→ Direction
Please output the lines shown below exactly as they appear.

→ Data records

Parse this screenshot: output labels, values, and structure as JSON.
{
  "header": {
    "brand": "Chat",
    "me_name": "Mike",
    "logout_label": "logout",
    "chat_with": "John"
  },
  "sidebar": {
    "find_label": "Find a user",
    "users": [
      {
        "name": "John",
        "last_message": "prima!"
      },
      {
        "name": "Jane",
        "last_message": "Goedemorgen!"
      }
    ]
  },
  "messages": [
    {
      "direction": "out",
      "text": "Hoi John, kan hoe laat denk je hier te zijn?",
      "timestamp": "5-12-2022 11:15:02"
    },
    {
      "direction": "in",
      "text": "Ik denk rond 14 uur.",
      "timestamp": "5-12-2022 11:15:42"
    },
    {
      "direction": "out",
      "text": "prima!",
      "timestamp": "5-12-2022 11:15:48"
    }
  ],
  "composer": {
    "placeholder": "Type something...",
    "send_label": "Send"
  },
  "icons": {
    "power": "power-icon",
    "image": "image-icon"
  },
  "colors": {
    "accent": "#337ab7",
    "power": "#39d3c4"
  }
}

→ Written answer
Parse this screenshot: output labels, values, and structure as JSON.
{
  "header": {
    "brand": "Chat",
    "me_name": "Mike",
    "logout_label": "logout",
    "chat_with": "John"
  },
  "sidebar": {
    "find_label": "Find a user",
    "users": [
      {
        "name": "John",
        "last_message": "prima!"
      },
      {
        "name": "Jane",
        "last_message": "Goedemorgen!"
      }
    ]
  },
  "messages": [
    {
      "direction": "out",
      "text": "Hoi John, kan hoe laat denk je hier te zijn?",
      "timestamp": "5-12-2022 11:15:02"
    },
    {
      "direction": "in",
      "text": "Ik denk rond 14 uur.",
      "timestamp": "5-12-2022 11:15:42"
    },
    {
      "direction": "out",
      "text": "prima!",
      "timestamp": "5-12-2022 11:15:48"
    }
  ],
  "composer": {
    "placeholder": "Type something...",
    "send_label": "Send"
  },
  "icons": {
    "power": "power-icon",
    "image": "image-icon"
  },
  "colors": {
    "accent": "#337ab7",
    "power": "#39d3c4"
  }
}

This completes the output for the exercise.